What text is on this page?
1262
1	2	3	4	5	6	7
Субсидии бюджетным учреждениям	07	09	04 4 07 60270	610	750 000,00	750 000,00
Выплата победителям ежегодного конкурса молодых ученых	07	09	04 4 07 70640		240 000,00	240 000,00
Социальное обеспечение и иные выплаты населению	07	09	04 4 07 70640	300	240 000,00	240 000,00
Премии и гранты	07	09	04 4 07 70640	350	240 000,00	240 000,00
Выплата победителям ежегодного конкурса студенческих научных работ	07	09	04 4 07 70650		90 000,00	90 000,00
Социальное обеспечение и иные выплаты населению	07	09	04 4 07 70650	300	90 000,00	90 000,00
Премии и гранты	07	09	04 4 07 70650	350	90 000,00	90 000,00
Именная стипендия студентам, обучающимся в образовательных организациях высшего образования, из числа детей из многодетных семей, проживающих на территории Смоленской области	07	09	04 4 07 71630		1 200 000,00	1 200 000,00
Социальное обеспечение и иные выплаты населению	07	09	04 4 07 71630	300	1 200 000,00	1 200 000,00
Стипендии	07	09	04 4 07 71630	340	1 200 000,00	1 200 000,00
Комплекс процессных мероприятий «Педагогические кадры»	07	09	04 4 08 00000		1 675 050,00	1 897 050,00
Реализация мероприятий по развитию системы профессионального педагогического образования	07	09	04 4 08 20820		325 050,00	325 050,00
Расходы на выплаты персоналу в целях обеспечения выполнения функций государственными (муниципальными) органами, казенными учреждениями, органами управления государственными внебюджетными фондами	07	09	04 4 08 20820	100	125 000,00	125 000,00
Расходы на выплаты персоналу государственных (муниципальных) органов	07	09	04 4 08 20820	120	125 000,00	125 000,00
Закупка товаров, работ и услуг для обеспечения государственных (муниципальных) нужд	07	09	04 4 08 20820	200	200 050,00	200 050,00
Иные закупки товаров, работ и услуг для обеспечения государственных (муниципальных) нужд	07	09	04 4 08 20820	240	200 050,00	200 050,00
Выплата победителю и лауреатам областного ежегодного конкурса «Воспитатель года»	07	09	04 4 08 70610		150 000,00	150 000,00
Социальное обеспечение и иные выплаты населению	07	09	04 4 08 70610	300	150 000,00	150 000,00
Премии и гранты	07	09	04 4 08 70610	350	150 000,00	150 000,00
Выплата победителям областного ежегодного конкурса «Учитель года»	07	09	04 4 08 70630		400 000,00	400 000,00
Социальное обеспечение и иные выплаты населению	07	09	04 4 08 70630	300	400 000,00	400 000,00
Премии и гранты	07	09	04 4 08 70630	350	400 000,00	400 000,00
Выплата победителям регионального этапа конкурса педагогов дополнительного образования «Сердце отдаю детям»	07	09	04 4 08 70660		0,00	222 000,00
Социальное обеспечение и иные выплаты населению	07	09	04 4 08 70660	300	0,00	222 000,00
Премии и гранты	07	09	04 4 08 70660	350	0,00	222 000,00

☆ ☆ ☆ ☆ ☆

## PROBLEM
Write the data out again in full and exactly.

## COMPLETE RESPONSE
What text is on this page?
1262
1	2	3	4	5	6	7
Субсидии бюджетным учреждениям	07	09	04 4 07 60270	610	750 000,00	750 000,00
Выплата победителям ежегодного конкурса молодых ученых	07	09	04 4 07 70640		240 000,00	240 000,00
Социальное обеспечение и иные выплаты населению	07	09	04 4 07 70640	300	240 000,00	240 000,00
Премии и гранты	07	09	04 4 07 70640	350	240 000,00	240 000,00
Выплата победителям ежегодного конкурса студенческих научных работ	07	09	04 4 07 70650		90 000,00	90 000,00
Социальное обеспечение и иные выплаты населению	07	09	04 4 07 70650	300	90 000,00	90 000,00
Премии и гранты	07	09	04 4 07 70650	350	90 000,00	90 000,00
Именная стипендия студентам, обучающимся в образовательных организациях высшего образования, из числа детей из многодетных семей, проживающих на территории Смоленской области	07	09	04 4 07 71630		1 200 000,00	1 200 000,00
Социальное обеспечение и иные выплаты населению	07	09	04 4 07 71630	300	1 200 000,00	1 200 000,00
Стипендии	07	09	04 4 07 71630	340	1 200 000,00	1 200 000,00
Комплекс процессных мероприятий «Педагогические кадры»	07	09	04 4 08 00000		1 675 050,00	1 897 050,00
Реализация мероприятий по развитию системы профессионального педагогического образования	07	09	04 4 08 20820		325 050,00	325 050,00
Расходы на выплаты персоналу в целях обеспечения выполнения функций государственными (муниципальными) органами, казенными учреждениями, органами управления государственными внебюджетными фондами	07	09	04 4 08 20820	100	125 000,00	125 000,00
Расходы на выплаты персоналу государственных (муниципальных) органов	07	09	04 4 08 20820	120	125 000,00	125 000,00
Закупка товаров, работ и услуг для обеспечения государственных (муниципальных) нужд	07	09	04 4 08 20820	200	200 050,00	200 050,00
Иные закупки товаров, работ и услуг для обеспечения государственных (муниципальных) нужд	07	09	04 4 08 20820	240	200 050,00	200 050,00
Выплата победителю и лауреатам областного ежегодного конкурса «Воспитатель года»	07	09	04 4 08 70610		150 000,00	150 000,00
Социальное обеспечение и иные выплаты населению	07	09	04 4 08 70610	300	150 000,00	150 000,00
Премии и гранты	07	09	04 4 08 70610	350	150 000,00	150 000,00
Выплата победителям областного ежегодного конкурса «Учитель года»	07	09	04 4 08 70630		400 000,00	400 000,00
Социальное обеспечение и иные выплаты населению	07	09	04 4 08 70630	300	400 000,00	400 000,00
Премии и гранты	07	09	04 4 08 70630	350	400 000,00	400 000,00
Выплата победителям регионального этапа конкурса педагогов дополнительного образования «Сердце отдаю детям»	07	09	04 4 08 70660		0,00	222 000,00
Социальное обеспечение и иные выплаты населению	07	09	04 4 08 70660	300	0,00	222 000,00
Премии и гранты	07	09	04 4 08 70660	350	0,00	222 000,00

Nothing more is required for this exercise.